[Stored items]
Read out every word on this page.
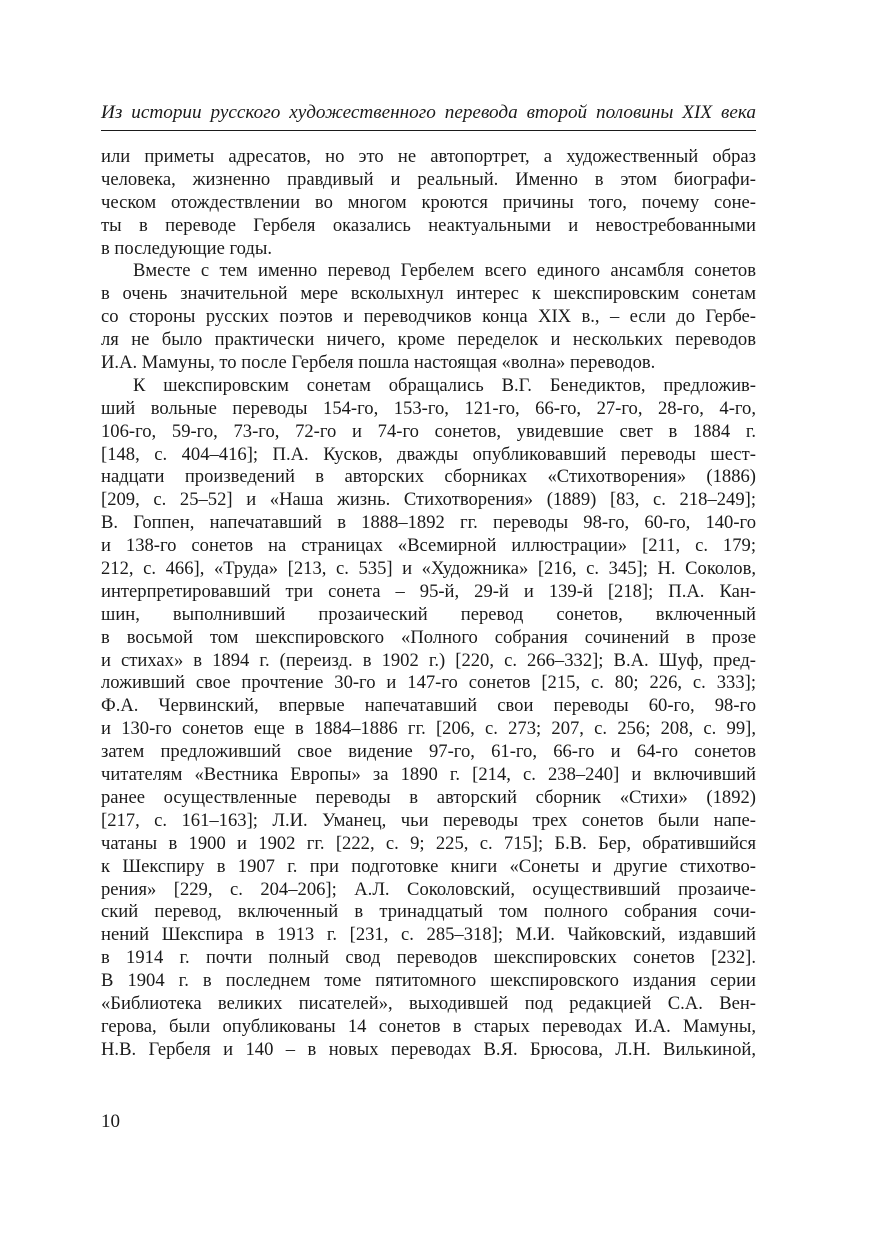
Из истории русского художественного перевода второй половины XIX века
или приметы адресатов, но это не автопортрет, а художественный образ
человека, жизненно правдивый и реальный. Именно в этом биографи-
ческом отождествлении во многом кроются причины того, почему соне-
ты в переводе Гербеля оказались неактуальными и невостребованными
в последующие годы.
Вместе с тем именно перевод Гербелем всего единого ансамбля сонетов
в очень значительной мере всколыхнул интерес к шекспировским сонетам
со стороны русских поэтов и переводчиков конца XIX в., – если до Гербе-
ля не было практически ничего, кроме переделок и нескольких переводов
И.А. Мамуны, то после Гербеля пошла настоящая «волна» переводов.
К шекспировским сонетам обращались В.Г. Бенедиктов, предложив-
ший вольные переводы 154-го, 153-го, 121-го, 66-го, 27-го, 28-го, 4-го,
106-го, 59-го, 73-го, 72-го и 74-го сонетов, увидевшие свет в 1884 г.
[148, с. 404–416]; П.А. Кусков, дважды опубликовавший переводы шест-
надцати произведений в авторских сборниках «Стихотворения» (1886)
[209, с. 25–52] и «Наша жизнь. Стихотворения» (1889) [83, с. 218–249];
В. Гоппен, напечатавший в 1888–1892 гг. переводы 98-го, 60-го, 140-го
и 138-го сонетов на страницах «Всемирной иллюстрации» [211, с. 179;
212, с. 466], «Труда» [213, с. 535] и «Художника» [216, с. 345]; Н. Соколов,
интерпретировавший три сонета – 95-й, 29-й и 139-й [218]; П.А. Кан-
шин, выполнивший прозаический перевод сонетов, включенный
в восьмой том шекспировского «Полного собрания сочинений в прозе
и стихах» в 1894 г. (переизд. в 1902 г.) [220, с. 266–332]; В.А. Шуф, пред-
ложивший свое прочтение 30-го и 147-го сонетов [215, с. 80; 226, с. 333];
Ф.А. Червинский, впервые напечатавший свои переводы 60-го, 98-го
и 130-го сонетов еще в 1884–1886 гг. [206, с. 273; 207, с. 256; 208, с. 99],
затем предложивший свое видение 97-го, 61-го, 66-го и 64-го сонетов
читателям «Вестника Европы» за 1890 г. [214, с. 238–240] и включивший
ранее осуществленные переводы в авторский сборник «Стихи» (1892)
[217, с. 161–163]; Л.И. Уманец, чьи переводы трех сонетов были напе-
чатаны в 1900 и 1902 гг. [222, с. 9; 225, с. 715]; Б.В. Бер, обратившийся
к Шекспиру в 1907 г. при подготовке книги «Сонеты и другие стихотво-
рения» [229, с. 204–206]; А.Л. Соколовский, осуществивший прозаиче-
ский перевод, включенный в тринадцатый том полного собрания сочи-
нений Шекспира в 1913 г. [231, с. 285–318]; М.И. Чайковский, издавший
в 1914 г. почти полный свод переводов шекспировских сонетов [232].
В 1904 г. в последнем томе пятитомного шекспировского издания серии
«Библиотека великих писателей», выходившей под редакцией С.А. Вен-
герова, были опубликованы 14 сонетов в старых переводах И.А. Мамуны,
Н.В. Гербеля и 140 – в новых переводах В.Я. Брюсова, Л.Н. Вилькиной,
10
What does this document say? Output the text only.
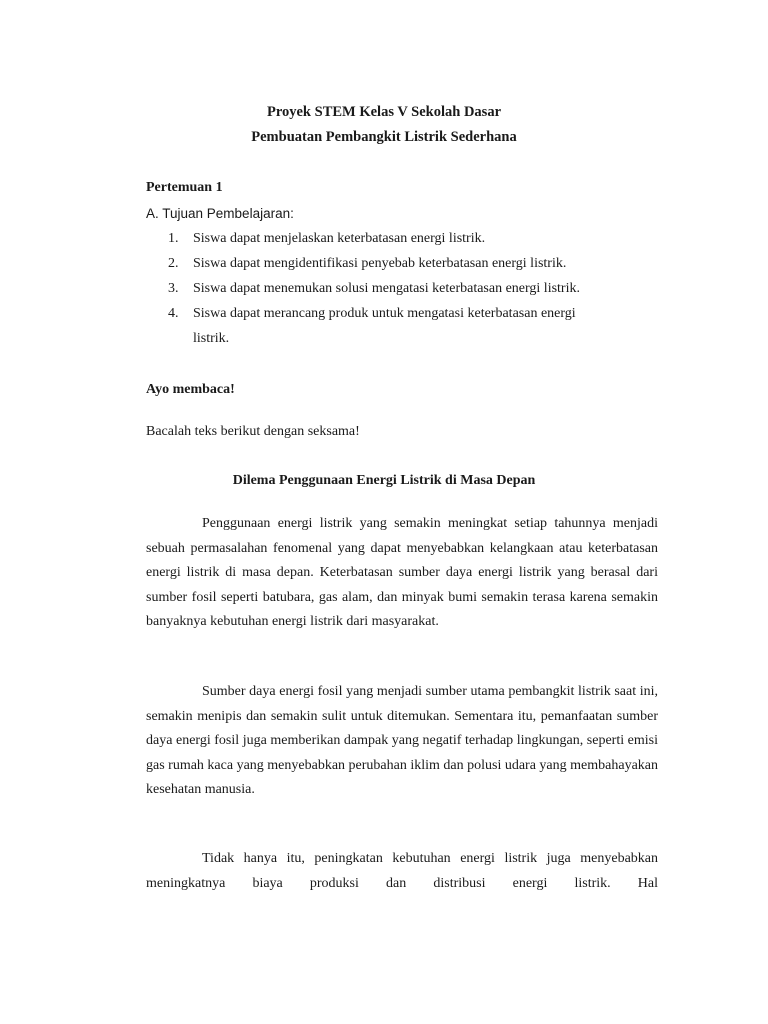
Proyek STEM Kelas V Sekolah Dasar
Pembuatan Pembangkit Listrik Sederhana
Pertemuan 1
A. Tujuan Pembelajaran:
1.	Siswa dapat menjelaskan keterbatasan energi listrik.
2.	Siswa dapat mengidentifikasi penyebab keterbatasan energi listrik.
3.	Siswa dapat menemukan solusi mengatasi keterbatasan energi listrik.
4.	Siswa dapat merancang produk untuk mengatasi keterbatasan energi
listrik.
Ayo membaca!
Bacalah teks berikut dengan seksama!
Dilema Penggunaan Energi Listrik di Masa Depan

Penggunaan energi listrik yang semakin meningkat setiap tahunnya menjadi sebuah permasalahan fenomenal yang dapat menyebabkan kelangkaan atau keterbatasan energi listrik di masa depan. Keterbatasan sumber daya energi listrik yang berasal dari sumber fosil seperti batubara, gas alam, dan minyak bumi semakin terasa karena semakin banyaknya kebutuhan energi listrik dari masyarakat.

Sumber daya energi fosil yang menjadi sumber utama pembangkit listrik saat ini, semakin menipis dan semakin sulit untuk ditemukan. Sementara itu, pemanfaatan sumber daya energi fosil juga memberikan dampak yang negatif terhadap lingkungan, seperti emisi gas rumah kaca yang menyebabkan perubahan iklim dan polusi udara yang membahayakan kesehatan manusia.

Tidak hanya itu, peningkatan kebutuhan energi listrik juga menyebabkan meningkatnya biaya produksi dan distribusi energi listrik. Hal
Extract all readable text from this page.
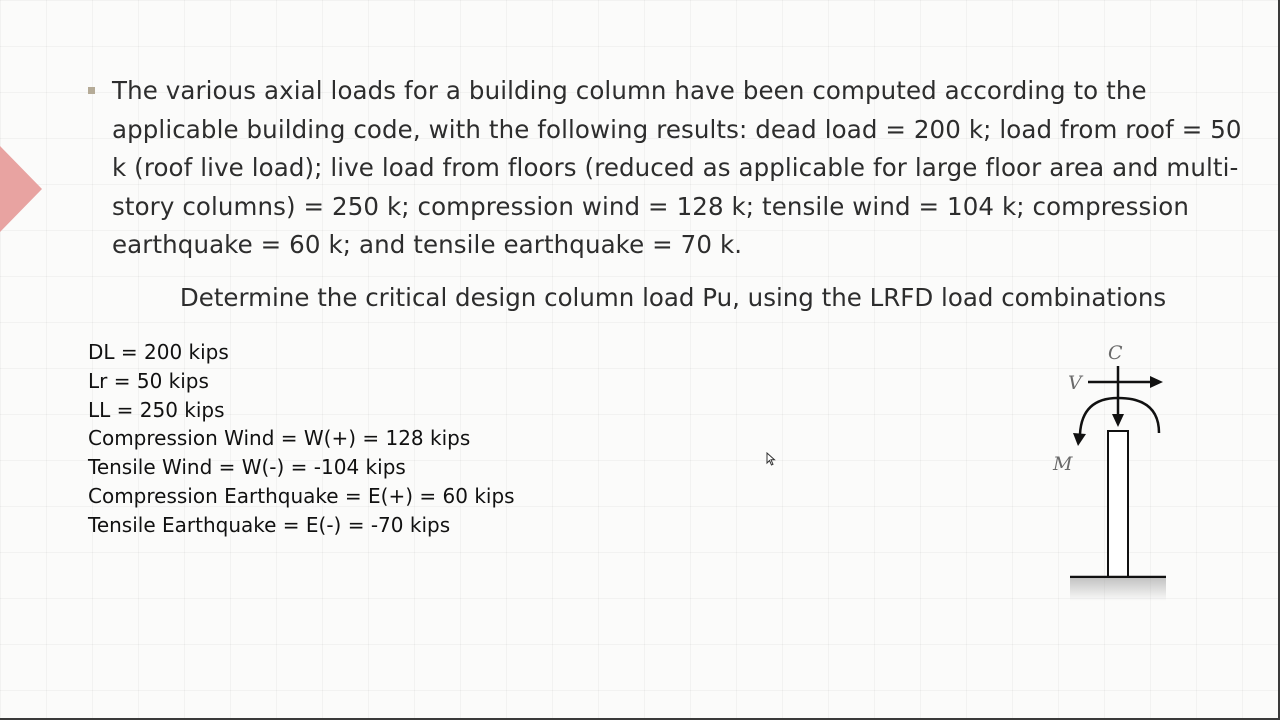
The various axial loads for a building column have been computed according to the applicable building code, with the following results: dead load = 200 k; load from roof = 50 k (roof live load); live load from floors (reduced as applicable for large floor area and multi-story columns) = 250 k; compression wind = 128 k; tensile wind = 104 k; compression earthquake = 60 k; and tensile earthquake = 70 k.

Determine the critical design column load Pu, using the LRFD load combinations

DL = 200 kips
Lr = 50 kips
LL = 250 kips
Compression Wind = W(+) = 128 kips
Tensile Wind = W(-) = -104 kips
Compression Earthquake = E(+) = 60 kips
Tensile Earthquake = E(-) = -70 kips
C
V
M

* DIRECTIVE
Transcribe every entry word for word, but skip the pictures.

* FINISHED EXERCISE
Read out every word on this page.
Из истории русского художественного перевода второй половины XIX века
или приметы адресатов, но это не автопортрет, а художественный образ
человека, жизненно правдивый и реальный. Именно в этом биографи-
ческом отождествлении во многом кроются причины того, почему соне-
ты в переводе Гербеля оказались неактуальными и невостребованными
в последующие годы.
Вместе с тем именно перевод Гербелем всего единого ансамбля сонетов
в очень значительной мере всколыхнул интерес к шекспировским сонетам
со стороны русских поэтов и переводчиков конца XIX в., – если до Гербе-
ля не было практически ничего, кроме переделок и нескольких переводов
И.А. Мамуны, то после Гербеля пошла настоящая «волна» переводов.
К шекспировским сонетам обращались В.Г. Бенедиктов, предложив-
ший вольные переводы 154-го, 153-го, 121-го, 66-го, 27-го, 28-го, 4-го,
106-го, 59-го, 73-го, 72-го и 74-го сонетов, увидевшие свет в 1884 г.
[148, с. 404–416]; П.А. Кусков, дважды опубликовавший переводы шест-
надцати произведений в авторских сборниках «Стихотворения» (1886)
[209, с. 25–52] и «Наша жизнь. Стихотворения» (1889) [83, с. 218–249];
В. Гоппен, напечатавший в 1888–1892 гг. переводы 98-го, 60-го, 140-го
и 138-го сонетов на страницах «Всемирной иллюстрации» [211, с. 179;
212, с. 466], «Труда» [213, с. 535] и «Художника» [216, с. 345]; Н. Соколов,
интерпретировавший три сонета – 95-й, 29-й и 139-й [218]; П.А. Кан-
шин, выполнивший прозаический перевод сонетов, включенный
в восьмой том шекспировского «Полного собрания сочинений в прозе
и стихах» в 1894 г. (переизд. в 1902 г.) [220, с. 266–332]; В.А. Шуф, пред-
ложивший свое прочтение 30-го и 147-го сонетов [215, с. 80; 226, с. 333];
Ф.А. Червинский, впервые напечатавший свои переводы 60-го, 98-го
и 130-го сонетов еще в 1884–1886 гг. [206, с. 273; 207, с. 256; 208, с. 99],
затем предложивший свое видение 97-го, 61-го, 66-го и 64-го сонетов
читателям «Вестника Европы» за 1890 г. [214, с. 238–240] и включивший
ранее осуществленные переводы в авторский сборник «Стихи» (1892)
[217, с. 161–163]; Л.И. Уманец, чьи переводы трех сонетов были напе-
чатаны в 1900 и 1902 гг. [222, с. 9; 225, с. 715]; Б.В. Бер, обратившийся
к Шекспиру в 1907 г. при подготовке книги «Сонеты и другие стихотво-
рения» [229, с. 204–206]; А.Л. Соколовский, осуществивший прозаиче-
ский перевод, включенный в тринадцатый том полного собрания сочи-
нений Шекспира в 1913 г. [231, с. 285–318]; М.И. Чайковский, издавший
в 1914 г. почти полный свод переводов шекспировских сонетов [232].
В 1904 г. в последнем томе пятитомного шекспировского издания серии
«Библиотека великих писателей», выходившей под редакцией С.А. Вен-
герова, были опубликованы 14 сонетов в старых переводах И.А. Мамуны,
Н.В. Гербеля и 140 – в новых переводах В.Я. Брюсова, Л.Н. Вилькиной,
10
What does this document say? Output the text only.
Proyek STEM Kelas V Sekolah Dasar
Pembuatan Pembangkit Listrik Sederhana
Pertemuan 1
A. Tujuan Pembelajaran:
1.	Siswa dapat menjelaskan keterbatasan energi listrik.
2.	Siswa dapat mengidentifikasi penyebab keterbatasan energi listrik.
3.	Siswa dapat menemukan solusi mengatasi keterbatasan energi listrik.
4.	Siswa dapat merancang produk untuk mengatasi keterbatasan energi
listrik.
Ayo membaca!
Bacalah teks berikut dengan seksama!
Dilema Penggunaan Energi Listrik di Masa Depan

Penggunaan energi listrik yang semakin meningkat setiap tahunnya menjadi sebuah permasalahan fenomenal yang dapat menyebabkan kelangkaan atau keterbatasan energi listrik di masa depan. Keterbatasan sumber daya energi listrik yang berasal dari sumber fosil seperti batubara, gas alam, dan minyak bumi semakin terasa karena semakin banyaknya kebutuhan energi listrik dari masyarakat.

Sumber daya energi fosil yang menjadi sumber utama pembangkit listrik saat ini, semakin menipis dan semakin sulit untuk ditemukan. Sementara itu, pemanfaatan sumber daya energi fosil juga memberikan dampak yang negatif terhadap lingkungan, seperti emisi gas rumah kaca yang menyebabkan perubahan iklim dan polusi udara yang membahayakan kesehatan manusia.

Tidak hanya itu, peningkatan kebutuhan energi listrik juga menyebabkan meningkatnya biaya produksi dan distribusi energi listrik. Hal
Extract all readable text from this page.
The various axial loads for a building column have been computed according to the applicable building code, with the following results: dead load = 200 k; load from roof = 50 k (roof live load); live load from floors (reduced as applicable for large floor area and multi-story columns) = 250 k; compression wind = 128 k; tensile wind = 104 k; compression earthquake = 60 k; and tensile earthquake = 70 k.

Determine the critical design column load Pu, using the LRFD load combinations

DL = 200 kips
Lr = 50 kips
LL = 250 kips
Compression Wind = W(+) = 128 kips
Tensile Wind = W(-) = -104 kips
Compression Earthquake = E(+) = 60 kips
Tensile Earthquake = E(-) = -70 kips
C
V
M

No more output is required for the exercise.